REQUIRED TASK A:
Reproduce the Dataset rows verbatim, starting at their first line and ending with the line containing "spec-cell: [87, 285, 118, 305]", including both of those lines.

QUOTED TEXT:
# Tolkiens epic



## Curufinwe (Dec 30, 2001)

The silmarillion has so many loose ends to tie with some characters and places like the east and the blue wizards for example. He wrote a letter once to some miscellaneous being in which he stated that he wanted other people to writie about other stuff on middle earth and make a majestic whole. 

Anyway I would just like to know if anybody has ever seen any book that have been written by person's about middle earth that have explained further things like the east ?(Excluding christoper tolkiens further writings into some topics )


----------



## Curufinwe (Jan 2, 2002)

Well If this is the case and nobody has ever written anything more about M-E , then why don't we? We have enough people who know the M-E lore , we have some artisits im sure, we even I think have people who know the languages. We are the only people that would be tusted with such a task . Everybody can pich in ideas. It would be a humendus task but lets at least try.


----------



## Mithrandir_II (Jan 2, 2002)

I have always wanted to write a book, I think this is a great Idea... but it would be difficult to do without meeting in person. If anyone else is ever up to the task... let me know...

I'm in..

(I may be new to the forum, but I am not new to the lore.)


----------



## Curufinwe (Jan 2, 2002)

Dataset rows

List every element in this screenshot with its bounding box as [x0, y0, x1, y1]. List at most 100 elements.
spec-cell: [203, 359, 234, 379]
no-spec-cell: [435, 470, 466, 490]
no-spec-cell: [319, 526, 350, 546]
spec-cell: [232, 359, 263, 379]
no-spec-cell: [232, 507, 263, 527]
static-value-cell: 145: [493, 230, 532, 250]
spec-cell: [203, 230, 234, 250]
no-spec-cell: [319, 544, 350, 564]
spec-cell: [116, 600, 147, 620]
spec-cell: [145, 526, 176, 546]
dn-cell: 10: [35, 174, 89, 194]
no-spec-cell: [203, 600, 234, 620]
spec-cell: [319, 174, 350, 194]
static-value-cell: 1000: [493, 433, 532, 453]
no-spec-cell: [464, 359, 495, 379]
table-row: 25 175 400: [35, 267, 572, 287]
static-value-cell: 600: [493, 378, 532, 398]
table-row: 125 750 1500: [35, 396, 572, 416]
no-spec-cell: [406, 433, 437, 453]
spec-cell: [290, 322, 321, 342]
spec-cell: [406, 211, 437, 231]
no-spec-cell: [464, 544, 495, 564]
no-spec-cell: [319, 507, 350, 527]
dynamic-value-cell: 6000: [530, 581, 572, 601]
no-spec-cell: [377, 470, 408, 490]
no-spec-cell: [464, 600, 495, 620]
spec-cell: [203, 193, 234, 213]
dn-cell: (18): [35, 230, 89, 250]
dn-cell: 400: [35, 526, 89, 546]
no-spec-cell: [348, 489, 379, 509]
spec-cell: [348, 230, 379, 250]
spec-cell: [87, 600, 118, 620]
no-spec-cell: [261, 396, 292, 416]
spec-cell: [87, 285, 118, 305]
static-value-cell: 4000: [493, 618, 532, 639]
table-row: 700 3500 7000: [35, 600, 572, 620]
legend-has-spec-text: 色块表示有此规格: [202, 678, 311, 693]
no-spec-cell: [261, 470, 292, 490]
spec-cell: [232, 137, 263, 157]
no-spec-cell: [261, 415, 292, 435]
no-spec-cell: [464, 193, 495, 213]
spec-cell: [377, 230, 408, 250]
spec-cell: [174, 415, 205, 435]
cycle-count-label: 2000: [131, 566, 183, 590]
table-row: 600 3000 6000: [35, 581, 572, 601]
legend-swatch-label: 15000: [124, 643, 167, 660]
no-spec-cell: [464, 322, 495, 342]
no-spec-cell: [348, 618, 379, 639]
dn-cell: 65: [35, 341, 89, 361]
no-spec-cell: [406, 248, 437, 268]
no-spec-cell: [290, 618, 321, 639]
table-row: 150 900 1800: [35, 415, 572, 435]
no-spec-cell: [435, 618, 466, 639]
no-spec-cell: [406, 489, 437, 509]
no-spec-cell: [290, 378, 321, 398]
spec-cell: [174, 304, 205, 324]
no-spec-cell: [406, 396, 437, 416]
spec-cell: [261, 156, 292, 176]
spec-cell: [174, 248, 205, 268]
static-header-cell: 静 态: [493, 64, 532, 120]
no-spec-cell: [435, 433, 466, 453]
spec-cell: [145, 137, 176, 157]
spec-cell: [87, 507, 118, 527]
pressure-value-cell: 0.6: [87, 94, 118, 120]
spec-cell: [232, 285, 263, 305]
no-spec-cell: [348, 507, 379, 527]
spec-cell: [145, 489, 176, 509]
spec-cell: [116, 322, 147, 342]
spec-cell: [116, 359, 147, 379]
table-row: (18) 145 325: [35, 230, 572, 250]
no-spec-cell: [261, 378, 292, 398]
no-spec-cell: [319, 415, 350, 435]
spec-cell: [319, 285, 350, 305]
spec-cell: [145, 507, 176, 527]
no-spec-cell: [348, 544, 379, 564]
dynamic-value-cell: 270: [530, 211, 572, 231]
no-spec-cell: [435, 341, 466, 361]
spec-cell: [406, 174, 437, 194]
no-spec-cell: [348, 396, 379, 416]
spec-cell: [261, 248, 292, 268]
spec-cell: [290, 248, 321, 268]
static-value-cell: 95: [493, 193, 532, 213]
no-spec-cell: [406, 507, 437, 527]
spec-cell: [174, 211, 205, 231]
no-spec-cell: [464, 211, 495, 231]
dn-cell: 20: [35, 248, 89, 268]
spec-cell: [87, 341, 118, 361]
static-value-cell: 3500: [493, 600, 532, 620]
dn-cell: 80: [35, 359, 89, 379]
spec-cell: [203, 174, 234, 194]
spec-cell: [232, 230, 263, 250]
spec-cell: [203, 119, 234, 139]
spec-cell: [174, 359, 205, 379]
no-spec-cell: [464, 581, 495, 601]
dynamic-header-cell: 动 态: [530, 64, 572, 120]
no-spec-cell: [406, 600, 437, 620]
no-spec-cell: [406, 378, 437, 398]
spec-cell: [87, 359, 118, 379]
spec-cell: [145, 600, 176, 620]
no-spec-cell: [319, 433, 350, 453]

REQUIRED TASK B:
In the Tolkien forum thread, whose writings does Curufinwe exclude when asking whether anyone has seen books that explain things like the east?

TASK SOLUTION A:
List every element in this screenshot with its bounding box as [x0, y0, x1, y1]. List at most 100 elements.
spec-cell: [203, 359, 234, 379]
no-spec-cell: [435, 470, 466, 490]
no-spec-cell: [319, 526, 350, 546]
spec-cell: [232, 359, 263, 379]
no-spec-cell: [232, 507, 263, 527]
static-value-cell: 145: [493, 230, 532, 250]
spec-cell: [203, 230, 234, 250]
no-spec-cell: [319, 544, 350, 564]
spec-cell: [116, 600, 147, 620]
spec-cell: [145, 526, 176, 546]
dn-cell: 10: [35, 174, 89, 194]
no-spec-cell: [203, 600, 234, 620]
spec-cell: [319, 174, 350, 194]
static-value-cell: 1000: [493, 433, 532, 453]
no-spec-cell: [464, 359, 495, 379]
table-row: 25 175 400: [35, 267, 572, 287]
static-value-cell: 600: [493, 378, 532, 398]
table-row: 125 750 1500: [35, 396, 572, 416]
no-spec-cell: [406, 433, 437, 453]
spec-cell: [290, 322, 321, 342]
spec-cell: [406, 211, 437, 231]
no-spec-cell: [464, 544, 495, 564]
no-spec-cell: [319, 507, 350, 527]
dynamic-value-cell: 6000: [530, 581, 572, 601]
no-spec-cell: [377, 470, 408, 490]
no-spec-cell: [464, 600, 495, 620]
spec-cell: [203, 193, 234, 213]
dn-cell: (18): [35, 230, 89, 250]
dn-cell: 400: [35, 526, 89, 546]
no-spec-cell: [348, 489, 379, 509]
spec-cell: [348, 230, 379, 250]
spec-cell: [87, 600, 118, 620]
no-spec-cell: [261, 396, 292, 416]
spec-cell: [87, 285, 118, 305]

TASK SOLUTION B:
Christopher Tolkien's further writings into some topics.